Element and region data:

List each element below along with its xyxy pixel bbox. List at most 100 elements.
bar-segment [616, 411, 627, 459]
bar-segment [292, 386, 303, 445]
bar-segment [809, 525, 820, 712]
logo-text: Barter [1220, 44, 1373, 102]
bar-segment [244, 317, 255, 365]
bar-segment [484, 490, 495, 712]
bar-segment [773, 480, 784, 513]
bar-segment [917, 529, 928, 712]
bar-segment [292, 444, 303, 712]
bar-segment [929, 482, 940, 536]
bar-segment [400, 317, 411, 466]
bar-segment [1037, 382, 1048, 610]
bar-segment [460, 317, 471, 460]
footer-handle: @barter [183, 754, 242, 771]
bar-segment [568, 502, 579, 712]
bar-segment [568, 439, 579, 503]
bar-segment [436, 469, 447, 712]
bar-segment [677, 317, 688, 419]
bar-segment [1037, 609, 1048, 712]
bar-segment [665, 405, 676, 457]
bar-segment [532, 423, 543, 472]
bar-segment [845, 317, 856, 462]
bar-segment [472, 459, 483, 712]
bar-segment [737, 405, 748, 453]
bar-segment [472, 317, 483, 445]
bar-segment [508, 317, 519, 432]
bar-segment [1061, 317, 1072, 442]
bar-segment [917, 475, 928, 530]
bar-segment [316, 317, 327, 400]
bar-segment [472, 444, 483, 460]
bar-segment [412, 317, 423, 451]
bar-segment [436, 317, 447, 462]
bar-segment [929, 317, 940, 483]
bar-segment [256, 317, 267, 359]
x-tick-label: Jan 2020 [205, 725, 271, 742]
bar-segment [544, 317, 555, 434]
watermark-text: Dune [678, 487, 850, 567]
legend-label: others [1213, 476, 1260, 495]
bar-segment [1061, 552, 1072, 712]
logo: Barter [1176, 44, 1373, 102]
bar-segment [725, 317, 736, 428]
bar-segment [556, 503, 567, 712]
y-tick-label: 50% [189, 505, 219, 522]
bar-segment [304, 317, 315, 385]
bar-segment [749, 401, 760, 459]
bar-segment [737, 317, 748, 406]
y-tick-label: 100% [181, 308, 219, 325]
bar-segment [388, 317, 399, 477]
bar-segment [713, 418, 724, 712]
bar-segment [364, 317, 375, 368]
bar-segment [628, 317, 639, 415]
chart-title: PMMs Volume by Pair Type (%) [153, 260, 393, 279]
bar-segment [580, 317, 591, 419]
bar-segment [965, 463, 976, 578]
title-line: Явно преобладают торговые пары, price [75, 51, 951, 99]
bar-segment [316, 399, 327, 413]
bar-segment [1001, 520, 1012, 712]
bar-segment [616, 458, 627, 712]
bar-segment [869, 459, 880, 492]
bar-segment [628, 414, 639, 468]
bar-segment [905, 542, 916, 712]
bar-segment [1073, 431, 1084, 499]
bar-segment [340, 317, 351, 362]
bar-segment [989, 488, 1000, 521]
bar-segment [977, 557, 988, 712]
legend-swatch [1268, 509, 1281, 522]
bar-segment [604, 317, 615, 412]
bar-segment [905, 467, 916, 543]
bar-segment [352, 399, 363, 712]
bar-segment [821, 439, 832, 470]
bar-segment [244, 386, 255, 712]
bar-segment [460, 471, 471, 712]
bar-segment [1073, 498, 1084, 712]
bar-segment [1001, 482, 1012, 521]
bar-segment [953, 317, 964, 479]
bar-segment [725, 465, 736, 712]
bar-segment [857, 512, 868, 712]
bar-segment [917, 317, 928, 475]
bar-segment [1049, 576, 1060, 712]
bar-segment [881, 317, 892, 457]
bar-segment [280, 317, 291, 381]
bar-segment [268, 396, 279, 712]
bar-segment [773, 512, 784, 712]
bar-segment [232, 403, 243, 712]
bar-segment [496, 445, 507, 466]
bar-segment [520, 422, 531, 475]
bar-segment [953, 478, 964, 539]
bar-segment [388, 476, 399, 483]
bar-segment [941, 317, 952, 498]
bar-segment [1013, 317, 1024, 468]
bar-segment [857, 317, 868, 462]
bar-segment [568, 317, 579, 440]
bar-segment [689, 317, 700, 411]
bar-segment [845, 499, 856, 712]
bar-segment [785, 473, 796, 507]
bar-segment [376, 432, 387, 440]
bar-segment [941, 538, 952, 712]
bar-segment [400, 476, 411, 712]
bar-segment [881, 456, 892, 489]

• [REQUIREMENTS] Write out every row above word for word, in its original order and with nothing changed.

• [TASK RESULT]
List each element below along with its xyxy pixel bbox. List at most 100 elements.
bar-segment [616, 411, 627, 459]
bar-segment [292, 386, 303, 445]
bar-segment [809, 525, 820, 712]
logo-text: Barter [1220, 44, 1373, 102]
bar-segment [244, 317, 255, 365]
bar-segment [484, 490, 495, 712]
bar-segment [773, 480, 784, 513]
bar-segment [917, 529, 928, 712]
bar-segment [292, 444, 303, 712]
bar-segment [929, 482, 940, 536]
bar-segment [400, 317, 411, 466]
bar-segment [1037, 382, 1048, 610]
bar-segment [460, 317, 471, 460]
footer-handle: @barter [183, 754, 242, 771]
bar-segment [568, 502, 579, 712]
bar-segment [568, 439, 579, 503]
bar-segment [436, 469, 447, 712]
bar-segment [677, 317, 688, 419]
bar-segment [1037, 609, 1048, 712]
bar-segment [665, 405, 676, 457]
bar-segment [532, 423, 543, 472]
bar-segment [845, 317, 856, 462]
bar-segment [472, 459, 483, 712]
bar-segment [737, 405, 748, 453]
bar-segment [472, 317, 483, 445]
bar-segment [508, 317, 519, 432]
bar-segment [1061, 317, 1072, 442]
bar-segment [917, 475, 928, 530]
bar-segment [316, 317, 327, 400]
bar-segment [472, 444, 483, 460]
bar-segment [412, 317, 423, 451]
bar-segment [436, 317, 447, 462]
bar-segment [929, 317, 940, 483]
bar-segment [256, 317, 267, 359]
x-tick-label: Jan 2020 [205, 725, 271, 742]
bar-segment [544, 317, 555, 434]
watermark-text: Dune [678, 487, 850, 567]
legend-label: others [1213, 476, 1260, 495]
bar-segment [1061, 552, 1072, 712]
logo: Barter [1176, 44, 1373, 102]
bar-segment [725, 317, 736, 428]
bar-segment [556, 503, 567, 712]
y-tick-label: 50% [189, 505, 219, 522]
bar-segment [304, 317, 315, 385]
bar-segment [749, 401, 760, 459]
bar-segment [737, 317, 748, 406]
y-tick-label: 100% [181, 308, 219, 325]
bar-segment [388, 317, 399, 477]
bar-segment [713, 418, 724, 712]
bar-segment [364, 317, 375, 368]
bar-segment [628, 317, 639, 415]
chart-title: PMMs Volume by Pair Type (%) [153, 260, 393, 279]
bar-segment [580, 317, 591, 419]
bar-segment [965, 463, 976, 578]
title-line: Явно преобладают торговые пары, price [75, 51, 951, 99]
bar-segment [316, 399, 327, 413]
bar-segment [1001, 520, 1012, 712]
bar-segment [616, 458, 627, 712]
bar-segment [869, 459, 880, 492]
bar-segment [628, 414, 639, 468]
bar-segment [905, 542, 916, 712]
bar-segment [1073, 431, 1084, 499]
bar-segment [340, 317, 351, 362]
bar-segment [989, 488, 1000, 521]
bar-segment [977, 557, 988, 712]
legend-swatch [1268, 509, 1281, 522]
bar-segment [604, 317, 615, 412]
bar-segment [905, 467, 916, 543]
bar-segment [352, 399, 363, 712]
bar-segment [821, 439, 832, 470]
bar-segment [244, 386, 255, 712]
bar-segment [460, 471, 471, 712]
bar-segment [1073, 498, 1084, 712]
bar-segment [1001, 482, 1012, 521]
bar-segment [953, 317, 964, 479]
bar-segment [725, 465, 736, 712]
bar-segment [857, 512, 868, 712]
bar-segment [917, 317, 928, 475]
bar-segment [1049, 576, 1060, 712]
bar-segment [881, 317, 892, 457]
bar-segment [280, 317, 291, 381]
bar-segment [268, 396, 279, 712]
bar-segment [773, 512, 784, 712]
bar-segment [232, 403, 243, 712]
bar-segment [496, 445, 507, 466]
bar-segment [520, 422, 531, 475]
bar-segment [953, 478, 964, 539]
bar-segment [388, 476, 399, 483]
bar-segment [941, 317, 952, 498]
bar-segment [1013, 317, 1024, 468]
bar-segment [857, 317, 868, 462]
bar-segment [568, 317, 579, 440]
bar-segment [689, 317, 700, 411]
bar-segment [845, 499, 856, 712]
bar-segment [785, 473, 796, 507]
bar-segment [376, 432, 387, 440]
bar-segment [941, 538, 952, 712]
bar-segment [400, 476, 411, 712]
bar-segment [881, 456, 892, 489]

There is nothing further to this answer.